* DATASET RECORDS *

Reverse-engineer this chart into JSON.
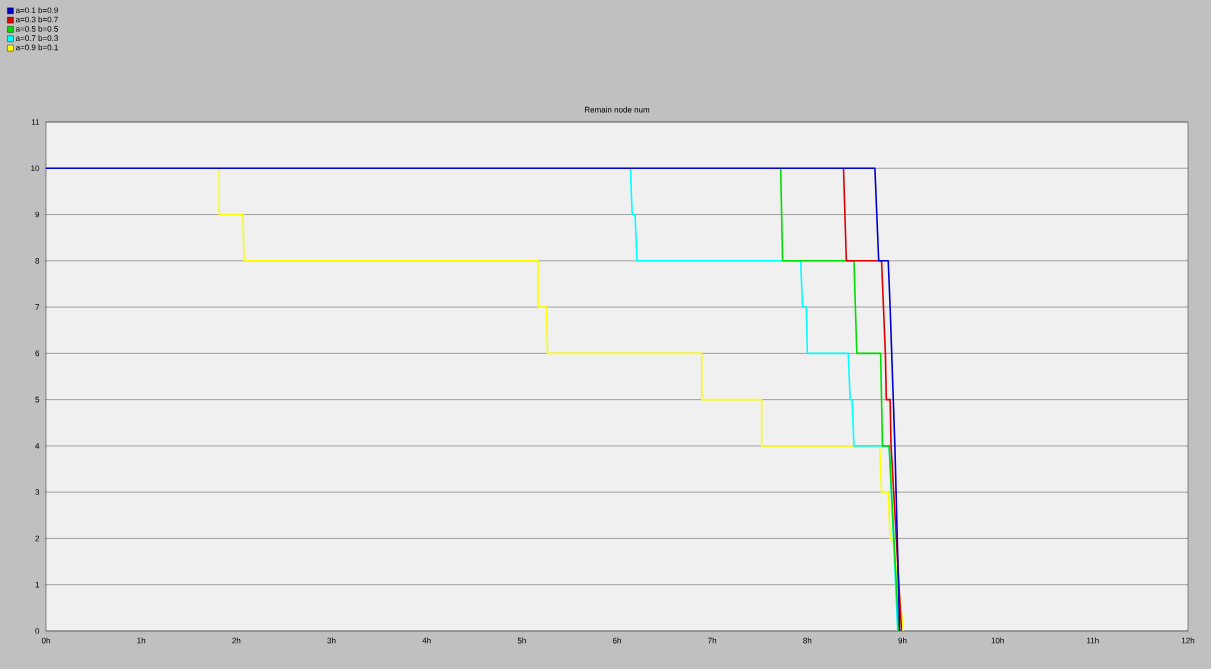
{
  "chart_data": {
    "type": "line",
    "title": "Remain node num",
    "series": [
      {
        "name": "a=0.1 b=0.9",
        "color": "#0000cc",
        "x": [
          0,
          8.71,
          8.73,
          8.75,
          8.85,
          8.87,
          8.92,
          8.97
        ],
        "values": [
          10,
          10,
          9,
          8,
          8,
          7,
          4,
          0
        ]
      },
      {
        "name": "a=0.3 b=0.7",
        "color": "#dd0000",
        "x": [
          8.38,
          8.41,
          8.78,
          8.82,
          8.83,
          8.87,
          8.88,
          8.99
        ],
        "values": [
          10,
          8,
          8,
          6,
          5,
          5,
          4,
          0
        ]
      },
      {
        "name": "a=0.5 b=0.5",
        "color": "#00dd00",
        "x": [
          7.72,
          7.74,
          8.49,
          8.52,
          8.77,
          8.79,
          8.86,
          8.96
        ],
        "values": [
          10,
          8,
          8,
          6,
          6,
          4,
          4,
          0
        ]
      },
      {
        "name": "a=0.7 b=0.3",
        "color": "#00ffff",
        "x": [
          6.14,
          6.16,
          6.19,
          6.21,
          7.93,
          7.95,
          7.99,
          8.0,
          8.43,
          8.45,
          8.47,
          8.49,
          8.86,
          8.95
        ],
        "values": [
          10,
          9,
          9,
          8,
          8,
          7,
          7,
          6,
          6,
          5,
          5,
          4,
          4,
          0
        ]
      },
      {
        "name": "a=0.9 b=0.1",
        "color": "#ffff00",
        "x": [
          1.82,
          1.82,
          2.07,
          2.08,
          5.17,
          5.17,
          5.26,
          5.27,
          6.89,
          6.89,
          7.52,
          7.52,
          8.76,
          8.78,
          8.85,
          8.87,
          8.9,
          9.01
        ],
        "values": [
          10,
          9,
          9,
          8,
          8,
          7,
          7,
          6,
          6,
          5,
          5,
          4,
          4,
          3,
          3,
          2,
          2,
          0
        ]
      }
    ],
    "xlim": [
      0,
      12
    ],
    "ylim": [
      0,
      11
    ],
    "xticks": [
      {
        "value": 0,
        "label": "0h"
      },
      {
        "value": 1,
        "label": "1h"
      },
      {
        "value": 2,
        "label": "2h"
      },
      {
        "value": 3,
        "label": "3h"
      },
      {
        "value": 4,
        "label": "4h"
      },
      {
        "value": 5,
        "label": "5h"
      },
      {
        "value": 6,
        "label": "6h"
      },
      {
        "value": 7,
        "label": "7h"
      },
      {
        "value": 8,
        "label": "8h"
      },
      {
        "value": 9,
        "label": "9h"
      },
      {
        "value": 10,
        "label": "10h"
      },
      {
        "value": 11,
        "label": "11h"
      },
      {
        "value": 12,
        "label": "12h"
      }
    ],
    "yticks": [
      0,
      1,
      2,
      3,
      4,
      5,
      6,
      7,
      8,
      9,
      10,
      11
    ],
    "grid": "y",
    "legend": "top left",
    "marker": "none",
    "line_style": "solid"
  }
}
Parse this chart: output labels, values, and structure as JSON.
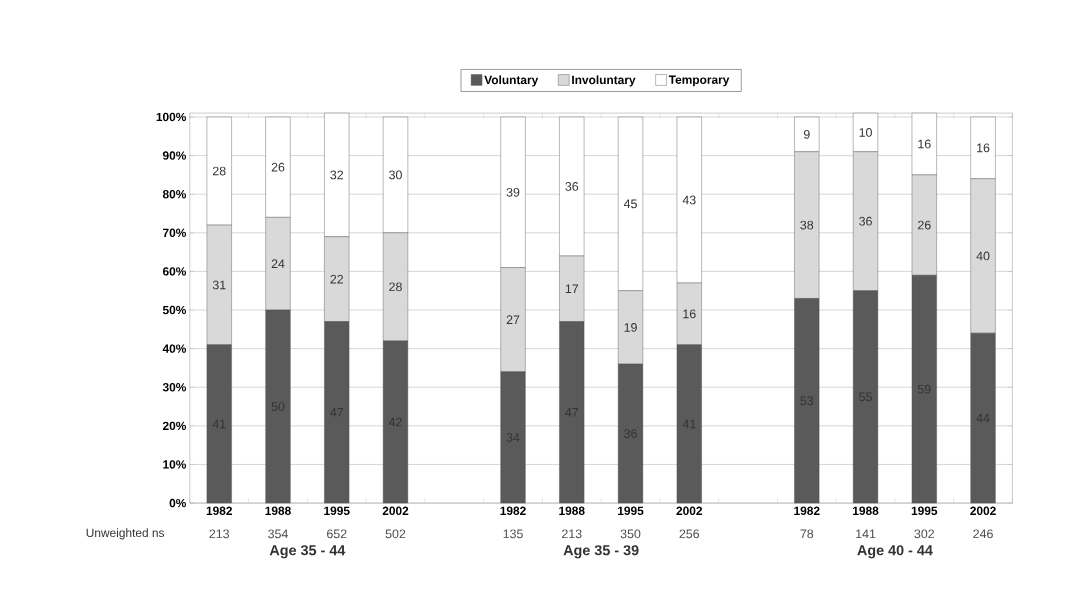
{
  "chart_data": {
    "type": "bar",
    "stacked": true,
    "categories": [
      "1982",
      "1988",
      "1995",
      "2002",
      null,
      "1982",
      "1988",
      "1995",
      "2002",
      null,
      "1982",
      "1988",
      "1995",
      "2002"
    ],
    "series": [
      {
        "name": "Voluntary",
        "color": "#5a5a5a",
        "values": [
          41,
          50,
          47,
          42,
          null,
          34,
          47,
          36,
          41,
          null,
          53,
          55,
          59,
          44
        ]
      },
      {
        "name": "Involuntary",
        "color": "#d9d9d9",
        "values": [
          31,
          24,
          22,
          28,
          null,
          27,
          17,
          19,
          16,
          null,
          38,
          36,
          26,
          40
        ]
      },
      {
        "name": "Temporary",
        "color": "#ffffff",
        "values": [
          28,
          26,
          32,
          30,
          null,
          39,
          36,
          45,
          43,
          null,
          9,
          10,
          16,
          16
        ]
      }
    ],
    "ylim": [
      0,
      101
    ],
    "yticks": [
      {
        "value": 0,
        "label": "0%"
      },
      {
        "value": 10,
        "label": "10%"
      },
      {
        "value": 20,
        "label": "20%"
      },
      {
        "value": 30,
        "label": "30%"
      },
      {
        "value": 40,
        "label": "40%"
      },
      {
        "value": 50,
        "label": "50%"
      },
      {
        "value": 60,
        "label": "60%"
      },
      {
        "value": 70,
        "label": "70%"
      },
      {
        "value": 80,
        "label": "80%"
      },
      {
        "value": 90,
        "label": "90%"
      },
      {
        "value": 100,
        "label": "100%"
      }
    ],
    "grid": "y",
    "legend": "top",
    "data_labels": true,
    "annotations": [
      "Unweighted ns",
      "213",
      "354",
      "652",
      "502",
      "135",
      "213",
      "350",
      "256",
      "78",
      "141",
      "302",
      "246",
      "Age 35 - 44",
      "Age 35 - 39",
      "Age 40 - 44"
    ]
  }
}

* YOUR OBJECTIVE *
The material above must be printed exactly, with its pictures left out.

* RESULT OF THE EXERCISE *
Reverse-engineer this chart into JSON.
{
  "chart_data": {
    "type": "line",
    "title": "Remain node num",
    "series": [
      {
        "name": "a=0.1 b=0.9",
        "color": "#0000cc",
        "x": [
          0,
          8.71,
          8.73,
          8.75,
          8.85,
          8.87,
          8.92,
          8.97
        ],
        "values": [
          10,
          10,
          9,
          8,
          8,
          7,
          4,
          0
        ]
      },
      {
        "name": "a=0.3 b=0.7",
        "color": "#dd0000",
        "x": [
          8.38,
          8.41,
          8.78,
          8.82,
          8.83,
          8.87,
          8.88,
          8.99
        ],
        "values": [
          10,
          8,
          8,
          6,
          5,
          5,
          4,
          0
        ]
      },
      {
        "name": "a=0.5 b=0.5",
        "color": "#00dd00",
        "x": [
          7.72,
          7.74,
          8.49,
          8.52,
          8.77,
          8.79,
          8.86,
          8.96
        ],
        "values": [
          10,
          8,
          8,
          6,
          6,
          4,
          4,
          0
        ]
      },
      {
        "name": "a=0.7 b=0.3",
        "color": "#00ffff",
        "x": [
          6.14,
          6.16,
          6.19,
          6.21,
          7.93,
          7.95,
          7.99,
          8.0,
          8.43,
          8.45,
          8.47,
          8.49,
          8.86,
          8.95
        ],
        "values": [
          10,
          9,
          9,
          8,
          8,
          7,
          7,
          6,
          6,
          5,
          5,
          4,
          4,
          0
        ]
      },
      {
        "name": "a=0.9 b=0.1",
        "color": "#ffff00",
        "x": [
          1.82,
          1.82,
          2.07,
          2.08,
          5.17,
          5.17,
          5.26,
          5.27,
          6.89,
          6.89,
          7.52,
          7.52,
          8.76,
          8.78,
          8.85,
          8.87,
          8.9,
          9.01
        ],
        "values": [
          10,
          9,
          9,
          8,
          8,
          7,
          7,
          6,
          6,
          5,
          5,
          4,
          4,
          3,
          3,
          2,
          2,
          0
        ]
      }
    ],
    "xlim": [
      0,
      12
    ],
    "ylim": [
      0,
      11
    ],
    "xticks": [
      {
        "value": 0,
        "label": "0h"
      },
      {
        "value": 1,
        "label": "1h"
      },
      {
        "value": 2,
        "label": "2h"
      },
      {
        "value": 3,
        "label": "3h"
      },
      {
        "value": 4,
        "label": "4h"
      },
      {
        "value": 5,
        "label": "5h"
      },
      {
        "value": 6,
        "label": "6h"
      },
      {
        "value": 7,
        "label": "7h"
      },
      {
        "value": 8,
        "label": "8h"
      },
      {
        "value": 9,
        "label": "9h"
      },
      {
        "value": 10,
        "label": "10h"
      },
      {
        "value": 11,
        "label": "11h"
      },
      {
        "value": 12,
        "label": "12h"
      }
    ],
    "yticks": [
      0,
      1,
      2,
      3,
      4,
      5,
      6,
      7,
      8,
      9,
      10,
      11
    ],
    "grid": "y",
    "legend": "top left",
    "marker": "none",
    "line_style": "solid"
  }
}
Parse this chart: output labels, values, and structure as JSON.
{
  "chart_data": {
    "type": "bar",
    "stacked": true,
    "categories": [
      "1982",
      "1988",
      "1995",
      "2002",
      null,
      "1982",
      "1988",
      "1995",
      "2002",
      null,
      "1982",
      "1988",
      "1995",
      "2002"
    ],
    "series": [
      {
        "name": "Voluntary",
        "color": "#5a5a5a",
        "values": [
          41,
          50,
          47,
          42,
          null,
          34,
          47,
          36,
          41,
          null,
          53,
          55,
          59,
          44
        ]
      },
      {
        "name": "Involuntary",
        "color": "#d9d9d9",
        "values": [
          31,
          24,
          22,
          28,
          null,
          27,
          17,
          19,
          16,
          null,
          38,
          36,
          26,
          40
        ]
      },
      {
        "name": "Temporary",
        "color": "#ffffff",
        "values": [
          28,
          26,
          32,
          30,
          null,
          39,
          36,
          45,
          43,
          null,
          9,
          10,
          16,
          16
        ]
      }
    ],
    "ylim": [
      0,
      101
    ],
    "yticks": [
      {
        "value": 0,
        "label": "0%"
      },
      {
        "value": 10,
        "label": "10%"
      },
      {
        "value": 20,
        "label": "20%"
      },
      {
        "value": 30,
        "label": "30%"
      },
      {
        "value": 40,
        "label": "40%"
      },
      {
        "value": 50,
        "label": "50%"
      },
      {
        "value": 60,
        "label": "60%"
      },
      {
        "value": 70,
        "label": "70%"
      },
      {
        "value": 80,
        "label": "80%"
      },
      {
        "value": 90,
        "label": "90%"
      },
      {
        "value": 100,
        "label": "100%"
      }
    ],
    "grid": "y",
    "legend": "top",
    "data_labels": true,
    "annotations": [
      "Unweighted ns",
      "213",
      "354",
      "652",
      "502",
      "135",
      "213",
      "350",
      "256",
      "78",
      "141",
      "302",
      "246",
      "Age 35 - 44",
      "Age 35 - 39",
      "Age 40 - 44"
    ]
  }
}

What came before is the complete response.